_DATA TO PROCESS:_
☆ ☆ ☆ ☆ ☆

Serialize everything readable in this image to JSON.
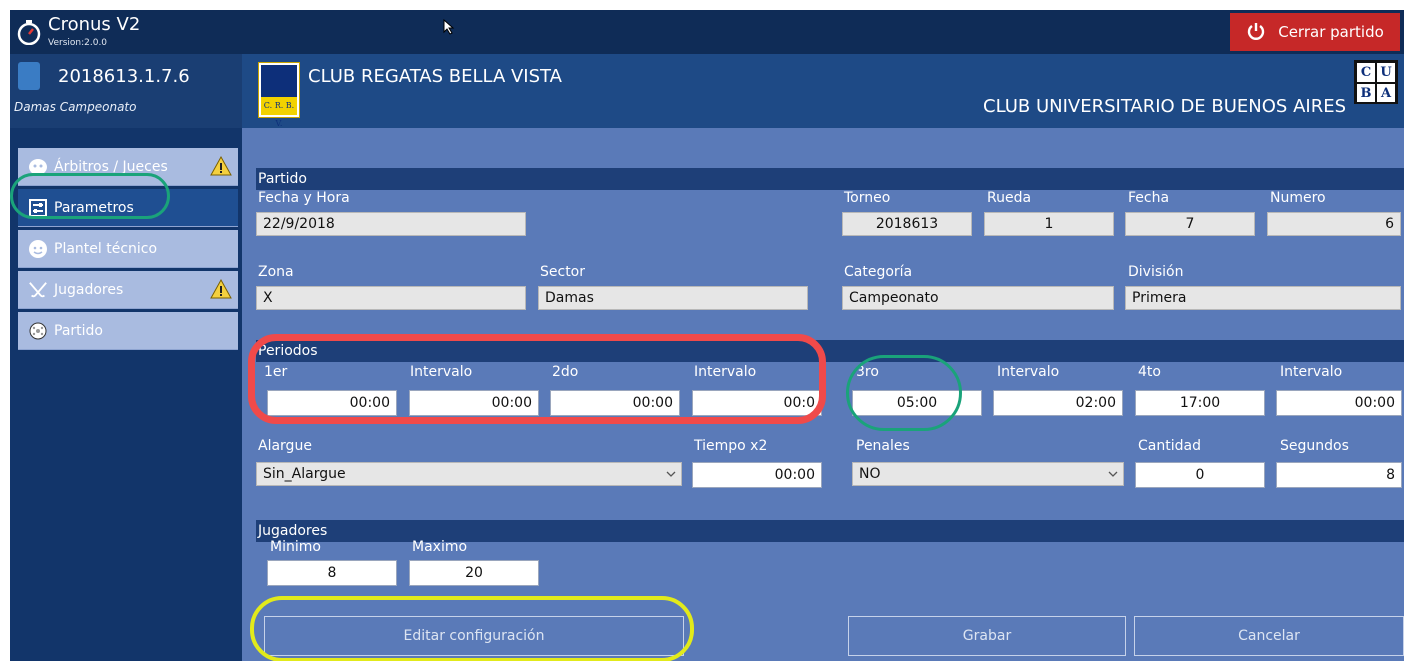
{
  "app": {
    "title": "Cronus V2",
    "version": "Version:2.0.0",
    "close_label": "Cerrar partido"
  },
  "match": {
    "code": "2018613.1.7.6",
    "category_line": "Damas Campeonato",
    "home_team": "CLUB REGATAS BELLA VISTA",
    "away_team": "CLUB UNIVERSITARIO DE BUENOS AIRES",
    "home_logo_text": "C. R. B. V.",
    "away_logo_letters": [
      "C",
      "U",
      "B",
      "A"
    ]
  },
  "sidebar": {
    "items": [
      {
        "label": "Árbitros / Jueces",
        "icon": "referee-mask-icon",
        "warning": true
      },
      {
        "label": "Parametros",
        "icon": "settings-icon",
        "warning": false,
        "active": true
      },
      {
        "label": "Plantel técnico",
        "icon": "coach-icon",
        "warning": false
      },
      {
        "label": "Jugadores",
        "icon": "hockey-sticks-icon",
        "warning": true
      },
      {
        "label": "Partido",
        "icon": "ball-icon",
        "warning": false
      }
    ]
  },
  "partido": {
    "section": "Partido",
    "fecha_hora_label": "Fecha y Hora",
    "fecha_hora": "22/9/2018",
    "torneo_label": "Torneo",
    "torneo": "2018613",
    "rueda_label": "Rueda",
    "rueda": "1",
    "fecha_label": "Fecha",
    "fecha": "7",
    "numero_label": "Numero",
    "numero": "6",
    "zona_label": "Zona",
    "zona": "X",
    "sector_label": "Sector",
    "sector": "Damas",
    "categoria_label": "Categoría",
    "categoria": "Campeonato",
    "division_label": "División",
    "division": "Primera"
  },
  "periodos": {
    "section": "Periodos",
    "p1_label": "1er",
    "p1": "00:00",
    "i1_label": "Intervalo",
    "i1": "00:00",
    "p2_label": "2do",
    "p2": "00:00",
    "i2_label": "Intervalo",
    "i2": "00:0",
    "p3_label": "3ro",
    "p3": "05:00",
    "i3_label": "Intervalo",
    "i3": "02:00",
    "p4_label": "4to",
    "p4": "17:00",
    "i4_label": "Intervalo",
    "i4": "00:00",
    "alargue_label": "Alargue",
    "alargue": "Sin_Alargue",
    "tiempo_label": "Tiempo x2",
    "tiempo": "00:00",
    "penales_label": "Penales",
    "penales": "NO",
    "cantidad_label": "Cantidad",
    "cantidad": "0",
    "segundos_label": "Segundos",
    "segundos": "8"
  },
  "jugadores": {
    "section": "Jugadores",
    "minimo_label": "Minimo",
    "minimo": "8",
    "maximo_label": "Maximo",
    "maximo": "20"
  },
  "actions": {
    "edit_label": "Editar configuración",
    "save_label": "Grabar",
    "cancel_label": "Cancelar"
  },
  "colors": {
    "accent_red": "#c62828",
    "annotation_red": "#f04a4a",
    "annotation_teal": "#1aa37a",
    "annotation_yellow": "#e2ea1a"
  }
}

☆ ☆ ☆ ☆ ☆

Pictures are excluded; output everything else in the data verbatim.

Serialize everything readable in this image to JSON.
{
  "app": {
    "title": "Cronus V2",
    "version": "Version:2.0.0",
    "close_label": "Cerrar partido"
  },
  "match": {
    "code": "2018613.1.7.6",
    "category_line": "Damas Campeonato",
    "home_team": "CLUB REGATAS BELLA VISTA",
    "away_team": "CLUB UNIVERSITARIO DE BUENOS AIRES",
    "home_logo_text": "C. R. B. V.",
    "away_logo_letters": [
      "C",
      "U",
      "B",
      "A"
    ]
  },
  "sidebar": {
    "items": [
      {
        "label": "Árbitros / Jueces",
        "icon": "referee-mask-icon",
        "warning": true
      },
      {
        "label": "Parametros",
        "icon": "settings-icon",
        "warning": false,
        "active": true
      },
      {
        "label": "Plantel técnico",
        "icon": "coach-icon",
        "warning": false
      },
      {
        "label": "Jugadores",
        "icon": "hockey-sticks-icon",
        "warning": true
      },
      {
        "label": "Partido",
        "icon": "ball-icon",
        "warning": false
      }
    ]
  },
  "partido": {
    "section": "Partido",
    "fecha_hora_label": "Fecha y Hora",
    "fecha_hora": "22/9/2018",
    "torneo_label": "Torneo",
    "torneo": "2018613",
    "rueda_label": "Rueda",
    "rueda": "1",
    "fecha_label": "Fecha",
    "fecha": "7",
    "numero_label": "Numero",
    "numero": "6",
    "zona_label": "Zona",
    "zona": "X",
    "sector_label": "Sector",
    "sector": "Damas",
    "categoria_label": "Categoría",
    "categoria": "Campeonato",
    "division_label": "División",
    "division": "Primera"
  },
  "periodos": {
    "section": "Periodos",
    "p1_label": "1er",
    "p1": "00:00",
    "i1_label": "Intervalo",
    "i1": "00:00",
    "p2_label": "2do",
    "p2": "00:00",
    "i2_label": "Intervalo",
    "i2": "00:0",
    "p3_label": "3ro",
    "p3": "05:00",
    "i3_label": "Intervalo",
    "i3": "02:00",
    "p4_label": "4to",
    "p4": "17:00",
    "i4_label": "Intervalo",
    "i4": "00:00",
    "alargue_label": "Alargue",
    "alargue": "Sin_Alargue",
    "tiempo_label": "Tiempo x2",
    "tiempo": "00:00",
    "penales_label": "Penales",
    "penales": "NO",
    "cantidad_label": "Cantidad",
    "cantidad": "0",
    "segundos_label": "Segundos",
    "segundos": "8"
  },
  "jugadores": {
    "section": "Jugadores",
    "minimo_label": "Minimo",
    "minimo": "8",
    "maximo_label": "Maximo",
    "maximo": "20"
  },
  "actions": {
    "edit_label": "Editar configuración",
    "save_label": "Grabar",
    "cancel_label": "Cancelar"
  },
  "colors": {
    "accent_red": "#c62828",
    "annotation_red": "#f04a4a",
    "annotation_teal": "#1aa37a",
    "annotation_yellow": "#e2ea1a"
  }
}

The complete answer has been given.